- _INSTRUCTION_:
Going through the material below, please gather all lines with the word "values" in them.

Collected data entries:
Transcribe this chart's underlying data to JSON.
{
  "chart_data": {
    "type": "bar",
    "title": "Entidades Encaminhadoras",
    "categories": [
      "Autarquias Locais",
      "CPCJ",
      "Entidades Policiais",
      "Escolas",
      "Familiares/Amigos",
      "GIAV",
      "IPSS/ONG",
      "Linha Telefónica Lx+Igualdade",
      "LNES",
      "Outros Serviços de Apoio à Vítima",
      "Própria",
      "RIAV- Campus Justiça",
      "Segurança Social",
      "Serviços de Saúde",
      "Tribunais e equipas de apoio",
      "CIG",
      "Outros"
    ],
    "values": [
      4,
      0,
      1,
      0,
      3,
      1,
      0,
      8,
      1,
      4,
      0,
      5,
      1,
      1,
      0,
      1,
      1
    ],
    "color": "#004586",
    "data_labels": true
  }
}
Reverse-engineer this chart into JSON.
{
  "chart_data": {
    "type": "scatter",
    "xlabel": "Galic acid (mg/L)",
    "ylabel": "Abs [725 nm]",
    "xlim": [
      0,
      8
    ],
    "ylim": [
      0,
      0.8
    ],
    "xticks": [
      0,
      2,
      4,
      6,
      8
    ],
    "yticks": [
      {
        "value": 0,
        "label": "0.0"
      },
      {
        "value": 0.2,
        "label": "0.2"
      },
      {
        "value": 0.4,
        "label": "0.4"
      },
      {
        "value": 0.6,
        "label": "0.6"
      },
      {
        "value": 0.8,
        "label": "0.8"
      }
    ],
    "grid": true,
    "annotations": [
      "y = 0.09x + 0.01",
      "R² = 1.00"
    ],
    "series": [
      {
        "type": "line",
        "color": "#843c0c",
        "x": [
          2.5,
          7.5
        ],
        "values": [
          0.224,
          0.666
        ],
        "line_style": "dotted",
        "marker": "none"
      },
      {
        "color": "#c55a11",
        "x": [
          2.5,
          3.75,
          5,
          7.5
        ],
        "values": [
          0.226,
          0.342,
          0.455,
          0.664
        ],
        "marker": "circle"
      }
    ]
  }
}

==

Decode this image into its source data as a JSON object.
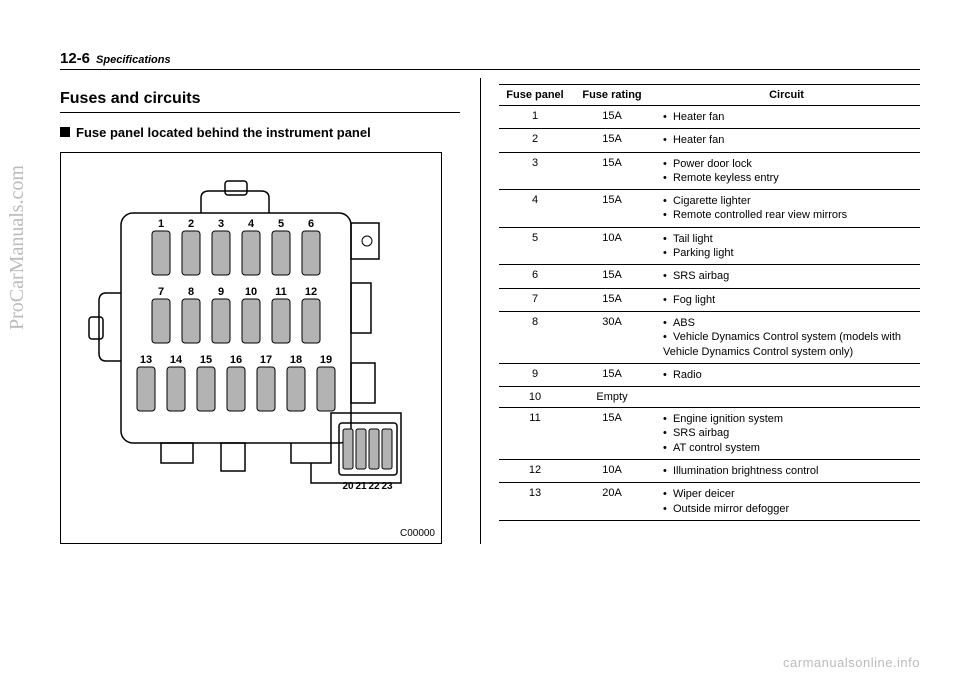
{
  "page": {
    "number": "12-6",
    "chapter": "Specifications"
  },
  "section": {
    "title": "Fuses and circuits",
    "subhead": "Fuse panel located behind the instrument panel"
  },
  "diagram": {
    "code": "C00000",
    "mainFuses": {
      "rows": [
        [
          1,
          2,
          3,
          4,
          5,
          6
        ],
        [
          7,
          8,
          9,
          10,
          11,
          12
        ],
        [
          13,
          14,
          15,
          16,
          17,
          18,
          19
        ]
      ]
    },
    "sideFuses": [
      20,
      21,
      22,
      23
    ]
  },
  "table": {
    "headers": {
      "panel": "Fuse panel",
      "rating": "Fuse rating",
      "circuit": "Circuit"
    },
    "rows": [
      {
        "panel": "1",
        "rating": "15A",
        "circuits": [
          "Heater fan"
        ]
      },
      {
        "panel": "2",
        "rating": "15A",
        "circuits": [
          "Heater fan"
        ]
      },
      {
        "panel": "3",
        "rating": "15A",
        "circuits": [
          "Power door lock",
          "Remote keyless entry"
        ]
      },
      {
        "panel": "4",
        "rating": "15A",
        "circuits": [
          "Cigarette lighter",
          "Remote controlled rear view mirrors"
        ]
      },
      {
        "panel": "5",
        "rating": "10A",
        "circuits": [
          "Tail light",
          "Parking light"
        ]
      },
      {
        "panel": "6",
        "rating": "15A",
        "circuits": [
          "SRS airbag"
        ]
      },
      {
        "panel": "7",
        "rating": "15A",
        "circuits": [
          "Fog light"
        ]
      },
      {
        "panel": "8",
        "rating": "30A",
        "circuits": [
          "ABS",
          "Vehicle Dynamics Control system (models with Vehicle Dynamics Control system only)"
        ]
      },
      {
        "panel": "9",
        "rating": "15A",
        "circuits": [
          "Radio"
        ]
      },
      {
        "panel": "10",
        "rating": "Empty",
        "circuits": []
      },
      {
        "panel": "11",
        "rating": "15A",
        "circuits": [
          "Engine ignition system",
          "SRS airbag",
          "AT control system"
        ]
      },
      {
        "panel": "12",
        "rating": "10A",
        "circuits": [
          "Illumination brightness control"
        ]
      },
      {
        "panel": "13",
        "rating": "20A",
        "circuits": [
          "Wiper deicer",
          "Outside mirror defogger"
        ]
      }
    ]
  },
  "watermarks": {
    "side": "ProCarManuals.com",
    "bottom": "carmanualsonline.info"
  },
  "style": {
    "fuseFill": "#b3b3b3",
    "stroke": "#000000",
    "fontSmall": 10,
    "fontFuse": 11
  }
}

* * *

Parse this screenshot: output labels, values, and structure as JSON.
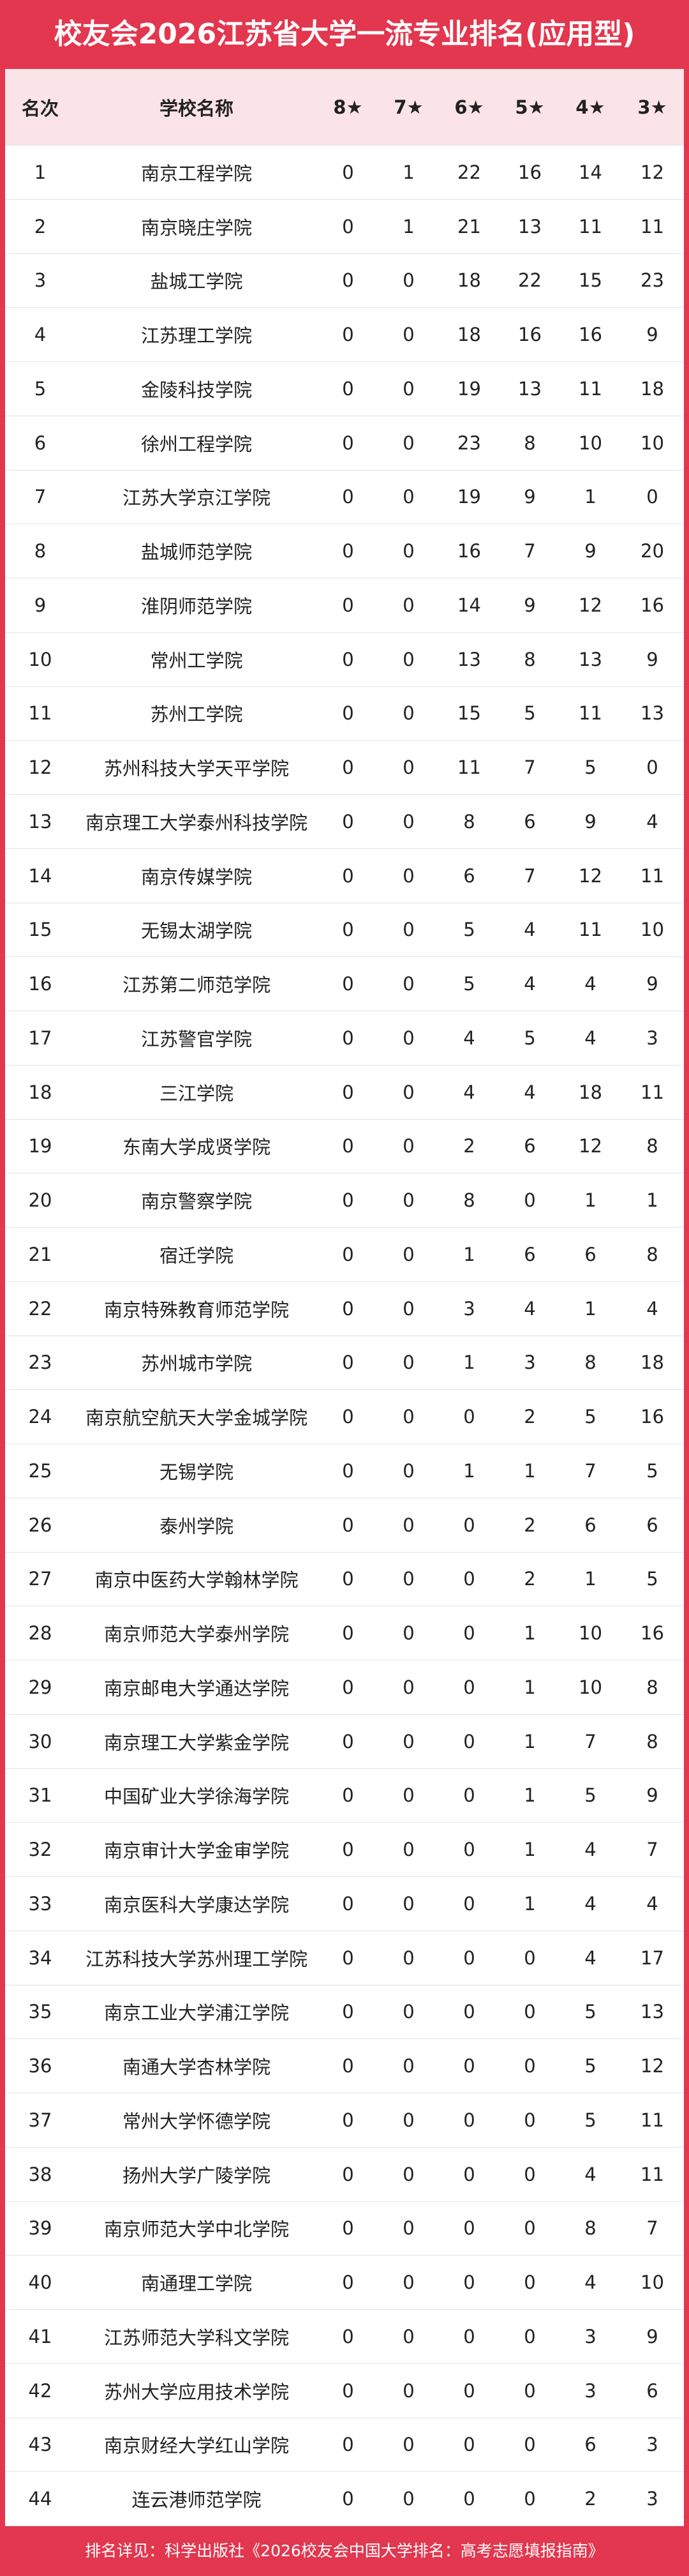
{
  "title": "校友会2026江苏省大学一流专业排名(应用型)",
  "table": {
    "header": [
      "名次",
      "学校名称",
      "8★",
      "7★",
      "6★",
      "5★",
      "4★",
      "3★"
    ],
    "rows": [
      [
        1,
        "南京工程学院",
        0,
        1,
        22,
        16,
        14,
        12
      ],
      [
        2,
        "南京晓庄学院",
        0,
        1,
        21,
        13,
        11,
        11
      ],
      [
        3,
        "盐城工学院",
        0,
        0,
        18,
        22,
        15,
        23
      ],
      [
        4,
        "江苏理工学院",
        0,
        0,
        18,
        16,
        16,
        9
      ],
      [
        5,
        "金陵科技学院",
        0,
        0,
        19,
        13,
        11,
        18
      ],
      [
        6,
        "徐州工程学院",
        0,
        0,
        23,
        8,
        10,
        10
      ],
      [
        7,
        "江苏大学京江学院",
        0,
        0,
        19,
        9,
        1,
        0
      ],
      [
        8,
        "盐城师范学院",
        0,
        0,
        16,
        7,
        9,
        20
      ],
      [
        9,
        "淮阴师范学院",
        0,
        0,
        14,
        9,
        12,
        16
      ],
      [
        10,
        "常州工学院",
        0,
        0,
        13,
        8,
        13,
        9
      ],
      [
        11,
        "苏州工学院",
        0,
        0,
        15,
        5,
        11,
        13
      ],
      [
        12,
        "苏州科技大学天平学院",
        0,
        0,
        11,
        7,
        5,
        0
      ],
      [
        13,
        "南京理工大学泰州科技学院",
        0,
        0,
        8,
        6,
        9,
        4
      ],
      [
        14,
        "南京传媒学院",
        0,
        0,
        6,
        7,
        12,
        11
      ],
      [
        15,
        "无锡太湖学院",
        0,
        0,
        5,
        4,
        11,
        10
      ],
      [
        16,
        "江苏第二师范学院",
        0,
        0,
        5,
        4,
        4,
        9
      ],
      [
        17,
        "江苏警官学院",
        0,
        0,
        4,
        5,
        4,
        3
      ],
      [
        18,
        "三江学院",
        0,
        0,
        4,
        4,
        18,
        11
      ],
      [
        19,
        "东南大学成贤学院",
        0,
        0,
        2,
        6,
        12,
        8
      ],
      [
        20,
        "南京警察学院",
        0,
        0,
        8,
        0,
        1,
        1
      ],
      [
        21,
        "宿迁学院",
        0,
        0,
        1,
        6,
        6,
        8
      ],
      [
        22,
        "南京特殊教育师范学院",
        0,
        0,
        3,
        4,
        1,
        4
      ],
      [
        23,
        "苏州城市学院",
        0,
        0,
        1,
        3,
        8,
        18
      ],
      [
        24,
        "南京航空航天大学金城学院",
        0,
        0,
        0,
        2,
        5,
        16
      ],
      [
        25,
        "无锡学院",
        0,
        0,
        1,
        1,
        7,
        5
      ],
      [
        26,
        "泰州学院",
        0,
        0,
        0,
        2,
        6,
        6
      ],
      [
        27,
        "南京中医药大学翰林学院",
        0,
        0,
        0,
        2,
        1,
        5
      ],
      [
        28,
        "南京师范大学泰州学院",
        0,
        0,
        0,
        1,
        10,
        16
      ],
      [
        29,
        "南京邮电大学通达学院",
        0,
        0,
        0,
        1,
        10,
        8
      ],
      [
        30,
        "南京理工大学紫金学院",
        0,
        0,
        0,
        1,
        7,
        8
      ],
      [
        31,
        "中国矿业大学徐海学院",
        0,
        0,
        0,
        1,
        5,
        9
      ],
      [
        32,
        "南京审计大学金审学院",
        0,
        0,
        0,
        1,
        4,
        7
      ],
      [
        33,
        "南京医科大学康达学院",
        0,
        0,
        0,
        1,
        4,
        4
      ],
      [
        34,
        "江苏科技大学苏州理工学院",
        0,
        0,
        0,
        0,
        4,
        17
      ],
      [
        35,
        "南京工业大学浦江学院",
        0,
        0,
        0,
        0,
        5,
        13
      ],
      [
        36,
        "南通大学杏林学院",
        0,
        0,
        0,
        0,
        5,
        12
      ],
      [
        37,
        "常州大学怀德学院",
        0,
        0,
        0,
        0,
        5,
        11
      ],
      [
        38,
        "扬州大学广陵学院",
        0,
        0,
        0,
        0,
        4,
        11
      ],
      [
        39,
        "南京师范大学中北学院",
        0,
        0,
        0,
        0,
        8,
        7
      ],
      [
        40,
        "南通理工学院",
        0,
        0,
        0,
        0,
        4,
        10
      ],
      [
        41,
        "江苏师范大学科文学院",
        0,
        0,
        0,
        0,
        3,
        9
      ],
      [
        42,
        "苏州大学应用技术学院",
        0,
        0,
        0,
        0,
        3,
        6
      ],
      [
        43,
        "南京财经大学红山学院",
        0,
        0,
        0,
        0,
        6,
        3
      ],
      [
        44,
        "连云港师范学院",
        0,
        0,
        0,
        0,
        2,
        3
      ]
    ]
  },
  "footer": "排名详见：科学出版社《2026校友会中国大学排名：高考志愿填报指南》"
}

- _EXERCISE ANSWER_:
    "values": [
        "values": [
        "values": [
Parse this screenshot: output labels, values, and structure as JSON.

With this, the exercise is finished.